Cantante, mamá, estilista y coach vocal, Dany Rodríguez construyó una carrera basada en la verdad emocional, la disciplina y el contacto real con el público. En una entrevista exclusiva con Berisso Observa, habla de su identidad artística, los covers que ya son marca registrada y el momento más soñado de su trayectoria.

Con una voz que combina potencia y sensibilidad, Dany Rodríguez se convirtió en una intérprete reconocida por algo que hoy no abunda: la autenticidad. Lleva 26 años arriba de los escenarios y no lo dice como una cifra, sino como un tesoro. “Permanecer es el mayor logro”, resume.

Más allá del escenario: quién es Dany Rodríguez

Fuera de las luces, Dany es multifacética. Mamá, estilista y coach vocal, se define como autoexigente, sensible y profundamente conectada con sus espacios personales. “Soy muy parecida a lo que se ve arriba del escenario, pero necesito mis momentos conmigo”, confiesa. La música, aclara, nunca fue un hobby: “Siempre fue el camino. Desde que tengo uso de razón fue un sueño en construcción permanente”.
═══
*Preguntas por responder:*
**a.** Según el fragmento seleccionado, ¿cuántos años lleva Dany Rodríguez arriba de los escenarios?
**b.** Por favor, transcribe del fragmento seleccionado el pasaje desde "Cantante, mamá, estilista" hasta "de su trayectoria.".

*Fragmentos de registros:*
═══
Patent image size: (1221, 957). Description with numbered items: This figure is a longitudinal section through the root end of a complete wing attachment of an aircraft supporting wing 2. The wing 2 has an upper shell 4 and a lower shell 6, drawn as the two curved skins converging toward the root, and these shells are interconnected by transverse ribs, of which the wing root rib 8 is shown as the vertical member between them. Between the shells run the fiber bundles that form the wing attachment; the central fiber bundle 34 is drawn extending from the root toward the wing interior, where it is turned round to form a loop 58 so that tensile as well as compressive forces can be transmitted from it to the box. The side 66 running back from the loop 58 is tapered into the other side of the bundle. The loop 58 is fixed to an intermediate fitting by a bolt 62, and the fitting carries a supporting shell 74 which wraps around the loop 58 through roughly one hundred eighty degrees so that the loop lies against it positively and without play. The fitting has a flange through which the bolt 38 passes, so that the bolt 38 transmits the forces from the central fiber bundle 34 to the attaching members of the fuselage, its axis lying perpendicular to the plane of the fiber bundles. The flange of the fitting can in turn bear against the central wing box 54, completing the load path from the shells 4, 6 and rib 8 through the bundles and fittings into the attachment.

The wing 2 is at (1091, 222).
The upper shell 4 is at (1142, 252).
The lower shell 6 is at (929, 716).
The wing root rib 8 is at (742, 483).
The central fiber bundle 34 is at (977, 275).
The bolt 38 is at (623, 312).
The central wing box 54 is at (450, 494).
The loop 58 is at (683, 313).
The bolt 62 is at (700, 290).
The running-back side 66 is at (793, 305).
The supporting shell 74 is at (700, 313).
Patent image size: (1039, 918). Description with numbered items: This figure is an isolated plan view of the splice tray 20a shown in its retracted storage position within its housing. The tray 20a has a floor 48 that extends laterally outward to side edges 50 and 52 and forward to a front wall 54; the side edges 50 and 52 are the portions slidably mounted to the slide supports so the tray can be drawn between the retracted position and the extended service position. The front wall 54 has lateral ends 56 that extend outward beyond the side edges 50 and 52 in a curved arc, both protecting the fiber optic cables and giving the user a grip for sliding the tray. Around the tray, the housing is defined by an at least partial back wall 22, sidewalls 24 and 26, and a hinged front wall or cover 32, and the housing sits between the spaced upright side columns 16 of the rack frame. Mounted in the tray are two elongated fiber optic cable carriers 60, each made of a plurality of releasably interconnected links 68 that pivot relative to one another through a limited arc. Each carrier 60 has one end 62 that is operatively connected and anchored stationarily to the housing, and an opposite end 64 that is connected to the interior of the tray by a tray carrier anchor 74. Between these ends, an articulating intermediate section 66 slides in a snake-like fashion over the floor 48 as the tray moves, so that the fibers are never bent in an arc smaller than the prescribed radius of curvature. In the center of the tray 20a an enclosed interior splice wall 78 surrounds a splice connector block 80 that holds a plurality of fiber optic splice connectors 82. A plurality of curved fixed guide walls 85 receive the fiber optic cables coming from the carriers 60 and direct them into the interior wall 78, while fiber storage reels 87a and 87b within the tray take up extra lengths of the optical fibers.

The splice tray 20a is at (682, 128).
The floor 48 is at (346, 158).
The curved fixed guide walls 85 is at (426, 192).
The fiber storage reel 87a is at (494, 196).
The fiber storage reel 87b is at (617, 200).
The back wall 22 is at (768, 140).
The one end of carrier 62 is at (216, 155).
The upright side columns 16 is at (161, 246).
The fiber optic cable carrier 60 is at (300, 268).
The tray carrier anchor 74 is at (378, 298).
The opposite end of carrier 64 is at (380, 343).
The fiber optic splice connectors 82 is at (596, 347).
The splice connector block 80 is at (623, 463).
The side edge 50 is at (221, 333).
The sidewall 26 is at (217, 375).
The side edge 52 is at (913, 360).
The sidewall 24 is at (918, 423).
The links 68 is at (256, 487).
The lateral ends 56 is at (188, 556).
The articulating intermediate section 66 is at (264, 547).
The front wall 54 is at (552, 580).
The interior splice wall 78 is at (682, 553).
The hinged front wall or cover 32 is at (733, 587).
═══
*Respuestas del ejercicio:*
**a.** 26 años.

**b.**
Cantante, mamá, estilista y coach vocal, Dany Rodríguez construyó una carrera basada en la verdad emocional, la disciplina y el contacto real con el público. En una entrevista exclusiva con Berisso Observa, habla de su identidad artística, los covers que ya son marca registrada y el momento más soñado de su trayectoria.